● **Given task**
Comb the records below for the string "text" and copy each line where it turns up.
_ _ _ _
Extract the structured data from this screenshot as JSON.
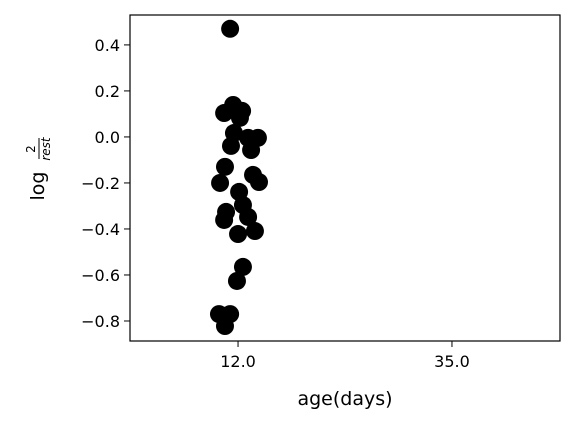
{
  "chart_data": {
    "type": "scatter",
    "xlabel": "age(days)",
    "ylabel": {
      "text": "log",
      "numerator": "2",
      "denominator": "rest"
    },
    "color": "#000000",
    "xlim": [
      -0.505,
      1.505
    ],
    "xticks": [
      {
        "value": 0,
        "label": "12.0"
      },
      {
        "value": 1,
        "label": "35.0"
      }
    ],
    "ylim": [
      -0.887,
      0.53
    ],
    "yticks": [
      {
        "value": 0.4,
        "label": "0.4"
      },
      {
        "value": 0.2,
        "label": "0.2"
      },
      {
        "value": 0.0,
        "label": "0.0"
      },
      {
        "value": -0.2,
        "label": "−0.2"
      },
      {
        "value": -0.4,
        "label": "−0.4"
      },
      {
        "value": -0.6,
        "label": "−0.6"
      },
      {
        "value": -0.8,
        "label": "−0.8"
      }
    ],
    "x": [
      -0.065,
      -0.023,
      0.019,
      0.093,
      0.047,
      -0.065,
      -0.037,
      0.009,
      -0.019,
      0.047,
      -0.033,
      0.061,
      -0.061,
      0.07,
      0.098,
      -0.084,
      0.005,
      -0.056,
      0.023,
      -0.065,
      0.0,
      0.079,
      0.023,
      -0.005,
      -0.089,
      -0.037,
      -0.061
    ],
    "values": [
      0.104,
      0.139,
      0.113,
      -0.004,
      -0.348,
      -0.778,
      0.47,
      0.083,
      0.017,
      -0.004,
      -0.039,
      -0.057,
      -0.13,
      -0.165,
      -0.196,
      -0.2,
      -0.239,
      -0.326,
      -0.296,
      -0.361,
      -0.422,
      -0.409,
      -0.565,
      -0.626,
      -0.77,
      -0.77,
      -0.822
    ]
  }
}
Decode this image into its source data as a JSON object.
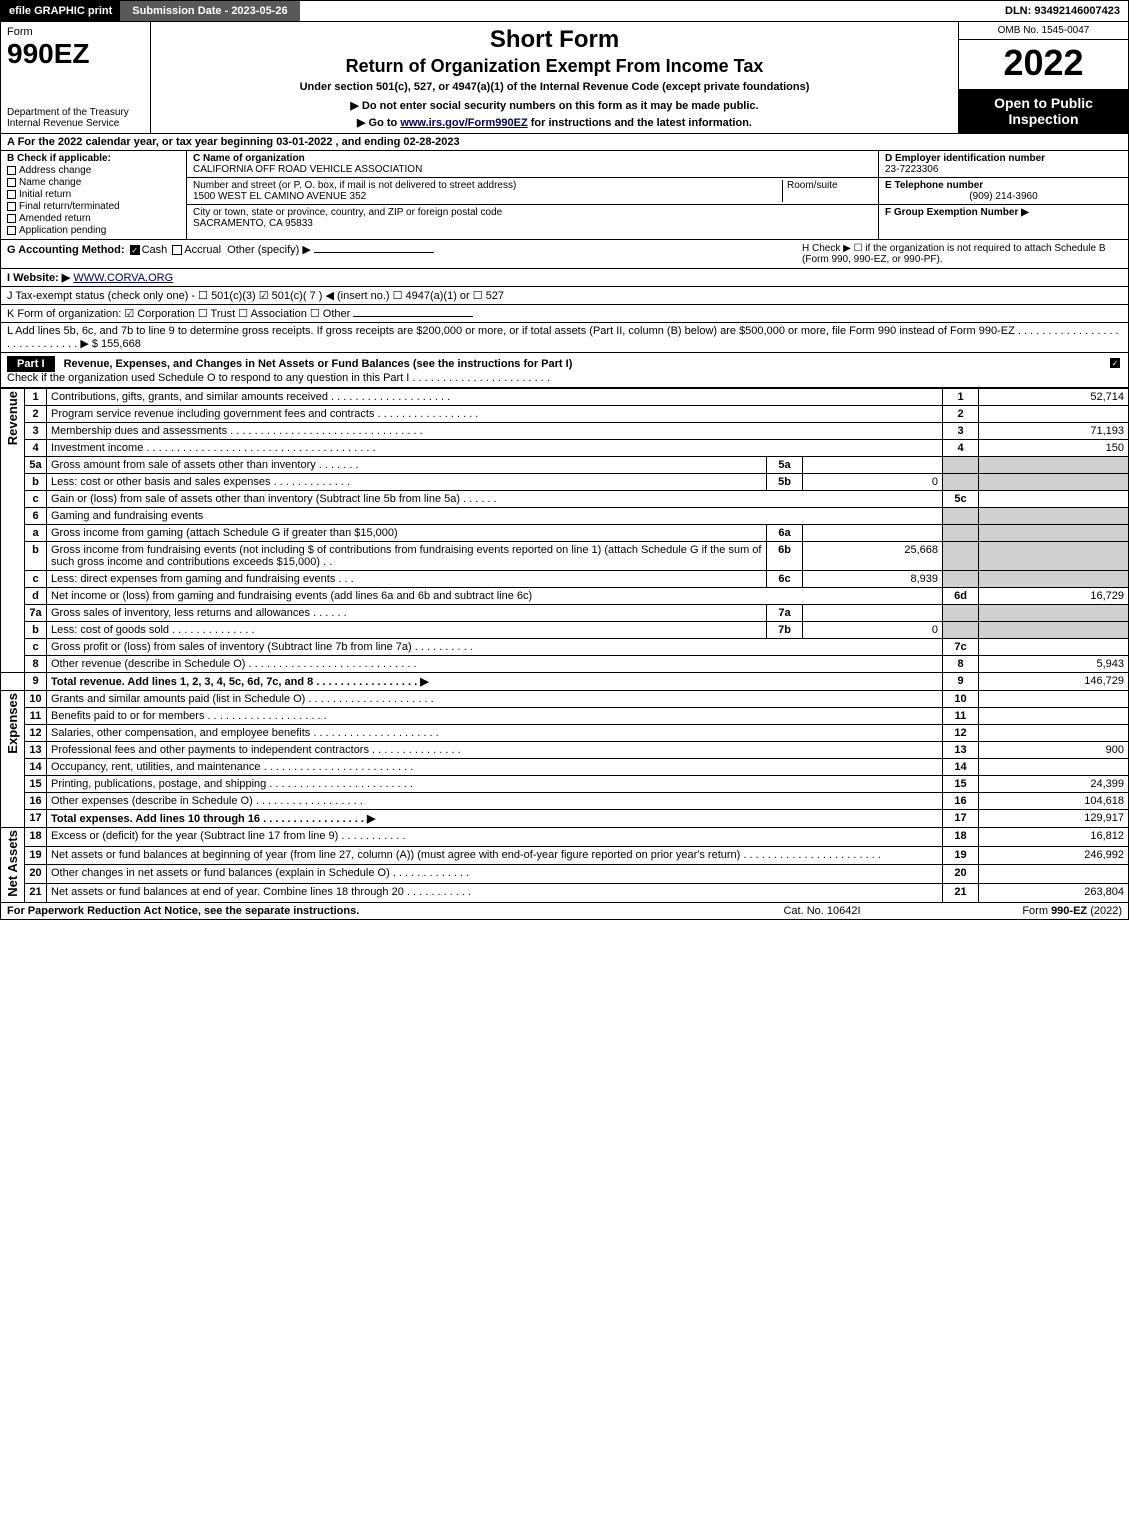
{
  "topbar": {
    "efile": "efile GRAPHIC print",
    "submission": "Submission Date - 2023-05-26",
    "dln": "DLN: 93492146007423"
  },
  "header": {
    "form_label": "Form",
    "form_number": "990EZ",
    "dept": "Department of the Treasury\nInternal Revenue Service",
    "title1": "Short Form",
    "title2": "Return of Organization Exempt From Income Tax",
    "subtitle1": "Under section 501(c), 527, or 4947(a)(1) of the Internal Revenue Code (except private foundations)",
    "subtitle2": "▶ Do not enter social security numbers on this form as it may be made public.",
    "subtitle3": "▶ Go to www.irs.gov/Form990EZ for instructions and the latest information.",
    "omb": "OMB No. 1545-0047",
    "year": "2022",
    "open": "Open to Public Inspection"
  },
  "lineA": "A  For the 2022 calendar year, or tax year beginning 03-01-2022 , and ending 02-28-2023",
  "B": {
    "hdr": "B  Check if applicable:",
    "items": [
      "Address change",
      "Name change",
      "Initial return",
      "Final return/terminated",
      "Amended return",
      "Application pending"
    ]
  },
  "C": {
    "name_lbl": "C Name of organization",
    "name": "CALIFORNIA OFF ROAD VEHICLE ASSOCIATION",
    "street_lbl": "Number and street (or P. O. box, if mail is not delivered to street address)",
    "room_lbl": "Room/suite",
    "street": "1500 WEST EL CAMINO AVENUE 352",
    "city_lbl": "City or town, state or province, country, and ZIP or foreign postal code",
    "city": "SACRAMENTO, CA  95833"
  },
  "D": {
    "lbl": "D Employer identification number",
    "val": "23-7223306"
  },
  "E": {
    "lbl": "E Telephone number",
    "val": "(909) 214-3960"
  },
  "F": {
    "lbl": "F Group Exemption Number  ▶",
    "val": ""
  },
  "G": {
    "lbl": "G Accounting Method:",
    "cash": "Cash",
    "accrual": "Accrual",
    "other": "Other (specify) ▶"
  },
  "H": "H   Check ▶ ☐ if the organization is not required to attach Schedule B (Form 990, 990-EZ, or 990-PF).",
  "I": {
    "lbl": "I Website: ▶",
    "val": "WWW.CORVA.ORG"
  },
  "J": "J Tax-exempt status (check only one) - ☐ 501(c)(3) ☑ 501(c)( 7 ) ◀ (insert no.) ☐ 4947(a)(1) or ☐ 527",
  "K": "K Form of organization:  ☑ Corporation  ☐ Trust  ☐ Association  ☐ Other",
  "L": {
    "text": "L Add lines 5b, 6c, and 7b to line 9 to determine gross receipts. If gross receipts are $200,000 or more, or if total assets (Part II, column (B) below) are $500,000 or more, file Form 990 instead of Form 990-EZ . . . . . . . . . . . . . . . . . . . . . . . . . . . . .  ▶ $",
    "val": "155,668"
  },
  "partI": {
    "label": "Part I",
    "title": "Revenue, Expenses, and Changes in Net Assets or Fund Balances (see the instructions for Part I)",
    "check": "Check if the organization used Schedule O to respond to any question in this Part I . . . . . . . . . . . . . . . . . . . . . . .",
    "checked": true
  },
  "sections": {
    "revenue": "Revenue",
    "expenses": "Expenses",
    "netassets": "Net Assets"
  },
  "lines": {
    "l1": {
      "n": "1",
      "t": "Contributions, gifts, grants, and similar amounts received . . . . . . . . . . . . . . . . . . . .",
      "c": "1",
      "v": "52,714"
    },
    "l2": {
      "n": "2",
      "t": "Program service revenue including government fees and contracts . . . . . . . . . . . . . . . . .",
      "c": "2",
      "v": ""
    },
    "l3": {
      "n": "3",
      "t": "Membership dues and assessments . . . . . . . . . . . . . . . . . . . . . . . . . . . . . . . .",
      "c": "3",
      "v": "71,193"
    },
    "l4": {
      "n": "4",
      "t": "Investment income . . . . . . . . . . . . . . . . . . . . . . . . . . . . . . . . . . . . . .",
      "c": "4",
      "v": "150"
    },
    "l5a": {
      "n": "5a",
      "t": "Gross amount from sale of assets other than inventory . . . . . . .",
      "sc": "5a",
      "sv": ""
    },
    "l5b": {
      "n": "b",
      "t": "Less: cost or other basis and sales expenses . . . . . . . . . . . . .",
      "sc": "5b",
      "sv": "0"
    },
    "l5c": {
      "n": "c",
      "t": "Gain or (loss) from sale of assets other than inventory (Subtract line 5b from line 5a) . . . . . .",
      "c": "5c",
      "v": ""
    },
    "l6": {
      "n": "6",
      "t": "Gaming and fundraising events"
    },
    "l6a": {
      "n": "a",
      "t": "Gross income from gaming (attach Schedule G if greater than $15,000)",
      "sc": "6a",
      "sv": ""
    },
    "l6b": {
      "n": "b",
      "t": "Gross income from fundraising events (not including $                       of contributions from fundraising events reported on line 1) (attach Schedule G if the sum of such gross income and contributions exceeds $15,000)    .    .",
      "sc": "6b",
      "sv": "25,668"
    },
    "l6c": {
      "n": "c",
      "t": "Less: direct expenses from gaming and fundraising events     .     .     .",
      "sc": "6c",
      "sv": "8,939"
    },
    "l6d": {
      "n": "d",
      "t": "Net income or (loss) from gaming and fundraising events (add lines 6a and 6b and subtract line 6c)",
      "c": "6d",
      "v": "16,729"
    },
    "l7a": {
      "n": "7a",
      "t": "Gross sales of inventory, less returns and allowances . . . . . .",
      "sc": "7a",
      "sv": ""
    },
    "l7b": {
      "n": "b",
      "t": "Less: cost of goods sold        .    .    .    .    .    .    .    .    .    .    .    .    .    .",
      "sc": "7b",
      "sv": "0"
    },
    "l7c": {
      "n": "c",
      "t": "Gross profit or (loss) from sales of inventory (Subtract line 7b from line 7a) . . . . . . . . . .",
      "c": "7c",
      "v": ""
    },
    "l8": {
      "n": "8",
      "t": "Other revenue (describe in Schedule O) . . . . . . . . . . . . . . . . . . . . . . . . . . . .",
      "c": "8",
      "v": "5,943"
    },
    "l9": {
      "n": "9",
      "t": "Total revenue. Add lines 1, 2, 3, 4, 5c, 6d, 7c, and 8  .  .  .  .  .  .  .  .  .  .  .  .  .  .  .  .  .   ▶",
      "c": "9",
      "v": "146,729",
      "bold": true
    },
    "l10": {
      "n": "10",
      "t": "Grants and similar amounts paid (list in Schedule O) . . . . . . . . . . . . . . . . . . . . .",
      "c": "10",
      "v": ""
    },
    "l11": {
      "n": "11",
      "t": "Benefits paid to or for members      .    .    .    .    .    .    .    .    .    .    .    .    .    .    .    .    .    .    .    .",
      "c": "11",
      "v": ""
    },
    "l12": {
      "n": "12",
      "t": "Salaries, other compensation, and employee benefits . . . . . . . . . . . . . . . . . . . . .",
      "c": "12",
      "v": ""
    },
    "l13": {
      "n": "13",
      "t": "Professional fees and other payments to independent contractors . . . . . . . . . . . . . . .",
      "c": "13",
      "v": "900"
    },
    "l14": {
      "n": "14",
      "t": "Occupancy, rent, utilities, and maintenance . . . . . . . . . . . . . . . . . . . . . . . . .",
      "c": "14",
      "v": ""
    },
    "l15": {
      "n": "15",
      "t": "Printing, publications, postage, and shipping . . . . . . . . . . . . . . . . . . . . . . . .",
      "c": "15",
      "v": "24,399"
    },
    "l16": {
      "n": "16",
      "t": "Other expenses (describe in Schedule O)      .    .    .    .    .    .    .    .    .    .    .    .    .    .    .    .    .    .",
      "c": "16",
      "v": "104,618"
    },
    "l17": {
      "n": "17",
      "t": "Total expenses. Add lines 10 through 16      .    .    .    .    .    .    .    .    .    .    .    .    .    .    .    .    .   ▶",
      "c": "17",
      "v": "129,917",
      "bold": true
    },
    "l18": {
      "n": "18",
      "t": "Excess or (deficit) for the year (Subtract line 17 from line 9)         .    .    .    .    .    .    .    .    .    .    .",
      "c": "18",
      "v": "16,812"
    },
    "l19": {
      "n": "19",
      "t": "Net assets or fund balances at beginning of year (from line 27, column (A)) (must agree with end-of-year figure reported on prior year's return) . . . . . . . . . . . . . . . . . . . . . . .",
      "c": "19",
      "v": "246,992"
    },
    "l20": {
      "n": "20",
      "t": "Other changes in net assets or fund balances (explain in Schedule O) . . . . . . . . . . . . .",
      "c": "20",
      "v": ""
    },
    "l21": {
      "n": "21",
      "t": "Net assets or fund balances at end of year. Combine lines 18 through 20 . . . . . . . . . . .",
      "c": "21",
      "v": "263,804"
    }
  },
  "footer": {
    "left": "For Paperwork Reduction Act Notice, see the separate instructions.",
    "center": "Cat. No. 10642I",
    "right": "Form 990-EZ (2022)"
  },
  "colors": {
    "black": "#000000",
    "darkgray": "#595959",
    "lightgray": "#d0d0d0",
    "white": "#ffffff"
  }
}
_ _ _ _
● **Problem solution**
      "text": "log",
    "text": "L Add lines 5b, 6c, and 7b to line 9 to determine gross receipts. If gross receipts are $200,000 or more, or if total assets (Part II, column (B) below) are $500,000 or more, file Form 990 instead of Form 990-EZ . . . . . . . . . . . . . . . . . . . . . . . . . . . . .  ▶ $",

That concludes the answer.